TASK → Without including any images, reproduce each entry exactly.
· · · · · · ·
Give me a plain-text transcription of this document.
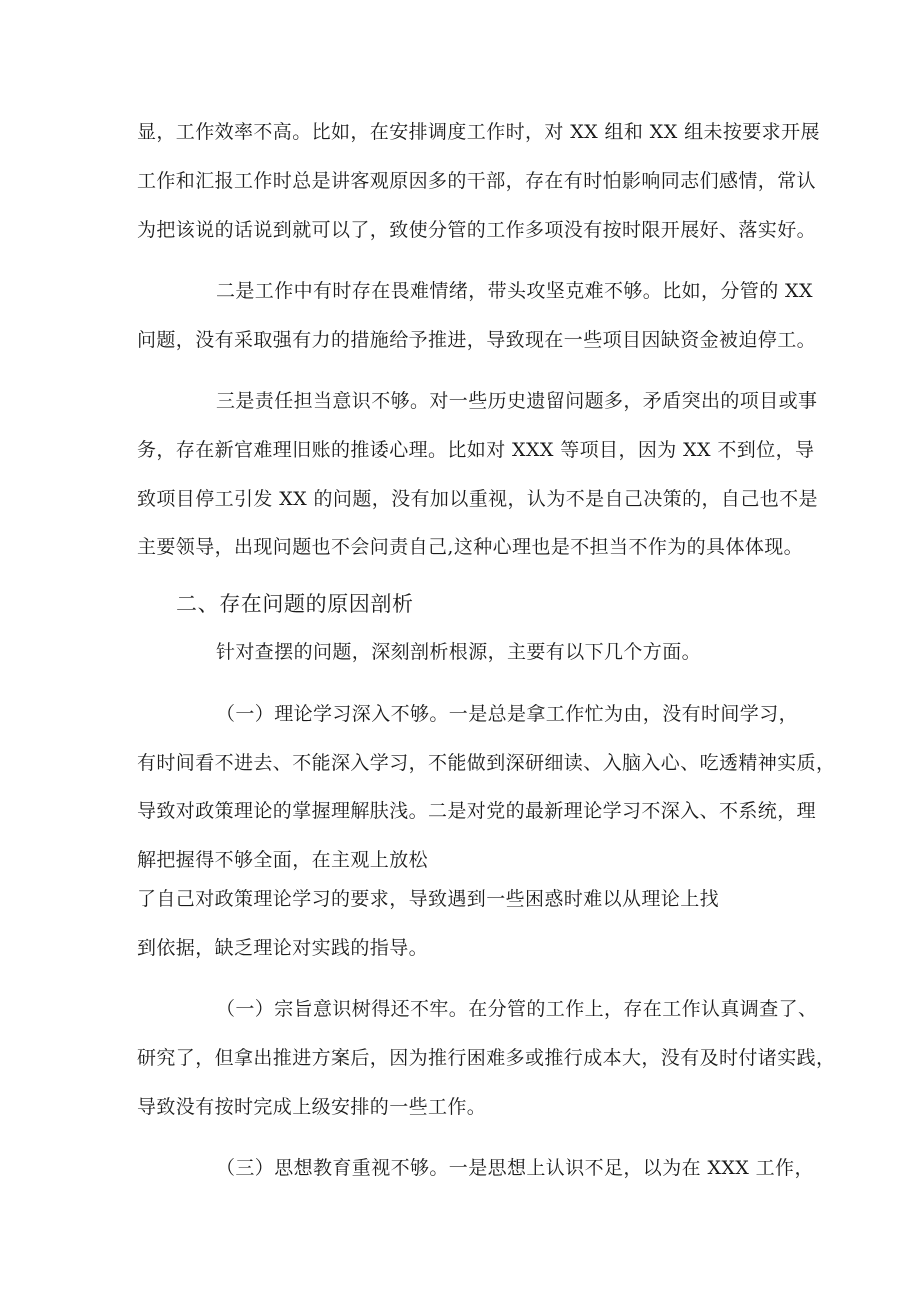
显，工作效率不高。比如，在安排调度工作时，对 XX 组和 XX 组未按要求开展
工作和汇报工作时总是讲客观原因多的干部，存在有时怕影响同志们感情，常认
为把该说的话说到就可以了，致使分管的工作多项没有按时限开展好、落实好。
二是工作中有时存在畏难情绪，带头攻坚克难不够。比如，分管的 XX
问题，没有采取强有力的措施给予推进，导致现在一些项目因缺资金被迫停工。
三是责任担当意识不够。对一些历史遗留问题多，矛盾突出的项目或事
务，存在新官难理旧账的推诿心理。比如对 XXX 等项目，因为 XX 不到位，导
致项目停工引发 XX 的问题，没有加以重视，认为不是自己决策的，自己也不是
主要领导，出现问题也不会问责自己,这种心理也是不担当不作为的具体体现。
二、存在问题的原因剖析
针对查摆的问题，深刻剖析根源，主要有以下几个方面。
（一）理论学习深入不够。一是总是拿工作忙为由，没有时间学习，
有时间看不进去、不能深入学习，不能做到深研细读、入脑入心、吃透精神实质，
导致对政策理论的掌握理解肤浅。二是对党的最新理论学习不深入、不系统，理
解把握得不够全面，在主观上放松
了自己对政策理论学习的要求，导致遇到一些困惑时难以从理论上找
到依据，缺乏理论对实践的指导。
（一）宗旨意识树得还不牢。在分管的工作上，存在工作认真调查了、
研究了，但拿出推进方案后，因为推行困难多或推行成本大，没有及时付诸实践，
导致没有按时完成上级安排的一些工作。
（三）思想教育重视不够。一是思想上认识不足，以为在 XXX 工作，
· · · · · · ·
ANSWER TO THIS PROBLEM →
Give me a plain-text transcription of this document.
显，工作效率不高。比如，在安排调度工作时，对 XX 组和 XX 组未按要求开展
工作和汇报工作时总是讲客观原因多的干部，存在有时怕影响同志们感情，常认
为把该说的话说到就可以了，致使分管的工作多项没有按时限开展好、落实好。
二是工作中有时存在畏难情绪，带头攻坚克难不够。比如，分管的 XX
问题，没有采取强有力的措施给予推进，导致现在一些项目因缺资金被迫停工。
三是责任担当意识不够。对一些历史遗留问题多，矛盾突出的项目或事
务，存在新官难理旧账的推诿心理。比如对 XXX 等项目，因为 XX 不到位，导
致项目停工引发 XX 的问题，没有加以重视，认为不是自己决策的，自己也不是
主要领导，出现问题也不会问责自己,这种心理也是不担当不作为的具体体现。
二、存在问题的原因剖析
针对查摆的问题，深刻剖析根源，主要有以下几个方面。
（一）理论学习深入不够。一是总是拿工作忙为由，没有时间学习，
有时间看不进去、不能深入学习，不能做到深研细读、入脑入心、吃透精神实质，
导致对政策理论的掌握理解肤浅。二是对党的最新理论学习不深入、不系统，理
解把握得不够全面，在主观上放松
了自己对政策理论学习的要求，导致遇到一些困惑时难以从理论上找
到依据，缺乏理论对实践的指导。
（一）宗旨意识树得还不牢。在分管的工作上，存在工作认真调查了、
研究了，但拿出推进方案后，因为推行困难多或推行成本大，没有及时付诸实践，
导致没有按时完成上级安排的一些工作。
（三）思想教育重视不够。一是思想上认识不足，以为在 XXX 工作，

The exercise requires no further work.